EXERCISE
Lines containing the string "from" are to be collected in full.

[Stored records]
-*-*-

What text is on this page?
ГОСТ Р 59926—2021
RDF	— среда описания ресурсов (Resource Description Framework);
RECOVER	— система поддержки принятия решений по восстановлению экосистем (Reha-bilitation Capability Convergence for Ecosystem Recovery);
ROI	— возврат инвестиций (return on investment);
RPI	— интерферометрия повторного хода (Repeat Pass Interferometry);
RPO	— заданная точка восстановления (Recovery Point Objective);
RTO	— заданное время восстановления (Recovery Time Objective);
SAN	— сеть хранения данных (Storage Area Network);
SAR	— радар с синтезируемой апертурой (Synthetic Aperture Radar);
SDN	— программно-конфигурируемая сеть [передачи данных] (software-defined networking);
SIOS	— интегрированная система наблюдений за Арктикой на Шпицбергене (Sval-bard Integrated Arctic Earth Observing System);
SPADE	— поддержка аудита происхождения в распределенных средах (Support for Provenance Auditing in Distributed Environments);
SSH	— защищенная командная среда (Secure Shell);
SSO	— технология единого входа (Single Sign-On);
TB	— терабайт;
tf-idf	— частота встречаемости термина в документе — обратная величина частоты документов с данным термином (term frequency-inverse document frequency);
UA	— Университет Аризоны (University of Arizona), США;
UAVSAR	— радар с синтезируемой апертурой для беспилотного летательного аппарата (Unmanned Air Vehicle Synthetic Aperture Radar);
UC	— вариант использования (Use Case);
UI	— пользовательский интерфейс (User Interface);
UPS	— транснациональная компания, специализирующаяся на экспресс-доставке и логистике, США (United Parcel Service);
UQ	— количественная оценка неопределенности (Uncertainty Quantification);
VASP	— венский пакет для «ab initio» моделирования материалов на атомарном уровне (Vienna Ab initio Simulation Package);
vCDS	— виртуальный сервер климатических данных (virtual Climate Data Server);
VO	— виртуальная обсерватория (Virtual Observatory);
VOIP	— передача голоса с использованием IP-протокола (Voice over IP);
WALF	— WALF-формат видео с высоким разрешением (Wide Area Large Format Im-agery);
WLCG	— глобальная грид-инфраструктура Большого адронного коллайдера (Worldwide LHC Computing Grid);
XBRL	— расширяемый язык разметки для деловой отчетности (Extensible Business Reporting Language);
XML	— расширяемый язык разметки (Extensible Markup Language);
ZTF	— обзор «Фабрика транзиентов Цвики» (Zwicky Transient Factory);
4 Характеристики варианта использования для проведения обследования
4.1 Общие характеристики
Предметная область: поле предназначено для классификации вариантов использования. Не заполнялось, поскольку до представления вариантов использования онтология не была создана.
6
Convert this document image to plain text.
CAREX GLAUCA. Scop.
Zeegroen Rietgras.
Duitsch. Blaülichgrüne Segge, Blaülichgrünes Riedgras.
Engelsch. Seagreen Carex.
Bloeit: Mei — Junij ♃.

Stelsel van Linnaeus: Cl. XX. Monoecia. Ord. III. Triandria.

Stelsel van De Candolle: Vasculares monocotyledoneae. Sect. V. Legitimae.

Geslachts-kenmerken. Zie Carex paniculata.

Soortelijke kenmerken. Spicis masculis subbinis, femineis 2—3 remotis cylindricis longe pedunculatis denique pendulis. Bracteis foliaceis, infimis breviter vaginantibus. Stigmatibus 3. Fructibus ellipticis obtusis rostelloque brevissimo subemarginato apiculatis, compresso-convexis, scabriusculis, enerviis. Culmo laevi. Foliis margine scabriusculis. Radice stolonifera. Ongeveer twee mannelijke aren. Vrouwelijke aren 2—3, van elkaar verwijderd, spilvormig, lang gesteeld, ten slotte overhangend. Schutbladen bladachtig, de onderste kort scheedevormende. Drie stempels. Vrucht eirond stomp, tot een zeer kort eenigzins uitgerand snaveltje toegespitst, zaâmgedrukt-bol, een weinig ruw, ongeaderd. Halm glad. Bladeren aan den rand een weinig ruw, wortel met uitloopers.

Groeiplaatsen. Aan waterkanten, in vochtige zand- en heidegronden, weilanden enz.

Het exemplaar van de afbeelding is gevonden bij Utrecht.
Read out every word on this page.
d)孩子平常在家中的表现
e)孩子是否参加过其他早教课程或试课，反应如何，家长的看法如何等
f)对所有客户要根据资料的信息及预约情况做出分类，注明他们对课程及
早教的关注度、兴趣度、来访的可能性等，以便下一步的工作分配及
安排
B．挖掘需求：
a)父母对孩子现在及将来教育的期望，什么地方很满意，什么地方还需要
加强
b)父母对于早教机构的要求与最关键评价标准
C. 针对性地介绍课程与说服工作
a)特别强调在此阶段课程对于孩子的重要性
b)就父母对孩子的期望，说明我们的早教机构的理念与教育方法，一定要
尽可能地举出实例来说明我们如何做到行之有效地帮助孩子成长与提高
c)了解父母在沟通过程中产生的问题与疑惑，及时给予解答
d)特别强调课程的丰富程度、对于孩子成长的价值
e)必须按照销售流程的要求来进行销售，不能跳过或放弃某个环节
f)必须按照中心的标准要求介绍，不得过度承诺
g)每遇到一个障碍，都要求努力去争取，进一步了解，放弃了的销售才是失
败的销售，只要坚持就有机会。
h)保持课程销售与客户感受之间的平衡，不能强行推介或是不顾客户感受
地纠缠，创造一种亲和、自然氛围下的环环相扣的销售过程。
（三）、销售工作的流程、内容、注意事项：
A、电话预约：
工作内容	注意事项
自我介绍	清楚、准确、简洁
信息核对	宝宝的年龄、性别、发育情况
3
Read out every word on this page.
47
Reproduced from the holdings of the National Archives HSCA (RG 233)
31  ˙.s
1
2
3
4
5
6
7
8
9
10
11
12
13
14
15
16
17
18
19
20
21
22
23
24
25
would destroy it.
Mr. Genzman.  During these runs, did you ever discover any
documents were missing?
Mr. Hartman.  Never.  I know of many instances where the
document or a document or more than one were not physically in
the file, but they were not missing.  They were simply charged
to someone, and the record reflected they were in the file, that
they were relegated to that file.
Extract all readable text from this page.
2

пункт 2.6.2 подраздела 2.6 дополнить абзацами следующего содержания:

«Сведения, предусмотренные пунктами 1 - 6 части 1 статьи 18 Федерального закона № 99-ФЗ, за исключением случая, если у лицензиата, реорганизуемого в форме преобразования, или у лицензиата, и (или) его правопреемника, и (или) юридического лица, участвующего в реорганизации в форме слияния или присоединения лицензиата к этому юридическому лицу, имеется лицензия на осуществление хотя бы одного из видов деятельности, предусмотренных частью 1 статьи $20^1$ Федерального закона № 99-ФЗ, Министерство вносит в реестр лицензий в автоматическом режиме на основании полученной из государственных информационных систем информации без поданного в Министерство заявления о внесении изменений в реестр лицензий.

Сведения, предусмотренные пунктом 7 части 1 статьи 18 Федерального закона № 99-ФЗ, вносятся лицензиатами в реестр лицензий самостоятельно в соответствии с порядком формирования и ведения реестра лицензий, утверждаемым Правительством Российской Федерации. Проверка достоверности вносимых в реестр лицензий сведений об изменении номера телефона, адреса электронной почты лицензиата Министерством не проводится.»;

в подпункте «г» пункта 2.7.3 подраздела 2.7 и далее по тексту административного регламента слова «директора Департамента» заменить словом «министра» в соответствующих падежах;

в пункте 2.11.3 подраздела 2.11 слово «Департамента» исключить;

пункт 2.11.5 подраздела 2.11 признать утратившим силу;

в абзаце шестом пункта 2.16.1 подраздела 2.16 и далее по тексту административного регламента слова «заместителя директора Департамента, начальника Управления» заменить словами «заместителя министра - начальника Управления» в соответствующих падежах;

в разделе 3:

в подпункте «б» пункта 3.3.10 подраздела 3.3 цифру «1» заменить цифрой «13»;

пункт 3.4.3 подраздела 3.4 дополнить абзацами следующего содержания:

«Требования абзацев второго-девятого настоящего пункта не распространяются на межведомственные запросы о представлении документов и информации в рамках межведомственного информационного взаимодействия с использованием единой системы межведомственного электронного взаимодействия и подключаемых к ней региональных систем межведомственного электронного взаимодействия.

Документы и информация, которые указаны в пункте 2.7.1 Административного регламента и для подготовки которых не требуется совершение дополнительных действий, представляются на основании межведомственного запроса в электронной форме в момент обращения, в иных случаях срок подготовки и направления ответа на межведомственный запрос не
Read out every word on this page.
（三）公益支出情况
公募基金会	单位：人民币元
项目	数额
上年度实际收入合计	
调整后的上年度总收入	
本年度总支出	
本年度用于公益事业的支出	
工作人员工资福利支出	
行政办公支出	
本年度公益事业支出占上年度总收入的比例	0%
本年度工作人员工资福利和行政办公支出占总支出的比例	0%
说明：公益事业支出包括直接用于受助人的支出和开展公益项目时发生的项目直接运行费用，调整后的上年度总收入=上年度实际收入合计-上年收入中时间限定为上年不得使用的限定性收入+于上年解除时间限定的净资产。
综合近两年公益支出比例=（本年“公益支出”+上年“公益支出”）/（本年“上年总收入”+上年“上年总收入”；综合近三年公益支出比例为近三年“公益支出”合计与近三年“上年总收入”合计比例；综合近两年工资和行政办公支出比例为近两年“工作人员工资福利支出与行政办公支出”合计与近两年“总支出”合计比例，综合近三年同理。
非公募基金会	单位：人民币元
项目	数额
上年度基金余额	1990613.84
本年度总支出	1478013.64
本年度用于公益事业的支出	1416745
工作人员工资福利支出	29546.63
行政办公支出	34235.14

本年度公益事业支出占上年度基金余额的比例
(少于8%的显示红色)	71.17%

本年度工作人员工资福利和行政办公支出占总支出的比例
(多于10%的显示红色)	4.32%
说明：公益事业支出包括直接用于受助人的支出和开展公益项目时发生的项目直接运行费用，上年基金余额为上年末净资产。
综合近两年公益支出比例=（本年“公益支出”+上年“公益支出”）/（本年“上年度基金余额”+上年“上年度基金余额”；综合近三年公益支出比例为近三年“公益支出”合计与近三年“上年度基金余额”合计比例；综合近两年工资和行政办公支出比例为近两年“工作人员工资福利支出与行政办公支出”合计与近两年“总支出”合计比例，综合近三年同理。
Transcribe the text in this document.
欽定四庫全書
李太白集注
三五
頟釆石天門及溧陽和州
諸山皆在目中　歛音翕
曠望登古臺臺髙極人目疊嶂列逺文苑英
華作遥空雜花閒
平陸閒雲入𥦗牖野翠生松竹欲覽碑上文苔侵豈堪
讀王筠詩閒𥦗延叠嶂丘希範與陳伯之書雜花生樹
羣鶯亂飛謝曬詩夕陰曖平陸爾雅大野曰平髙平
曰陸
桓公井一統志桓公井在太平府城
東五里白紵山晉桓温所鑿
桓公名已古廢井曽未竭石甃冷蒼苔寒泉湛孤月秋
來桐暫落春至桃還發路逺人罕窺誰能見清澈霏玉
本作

-*-*-

RESULT FOR THIS TASK
Reproduced from the holdings of the National Archives HSCA (RG 233)
Extract all readable text from this page.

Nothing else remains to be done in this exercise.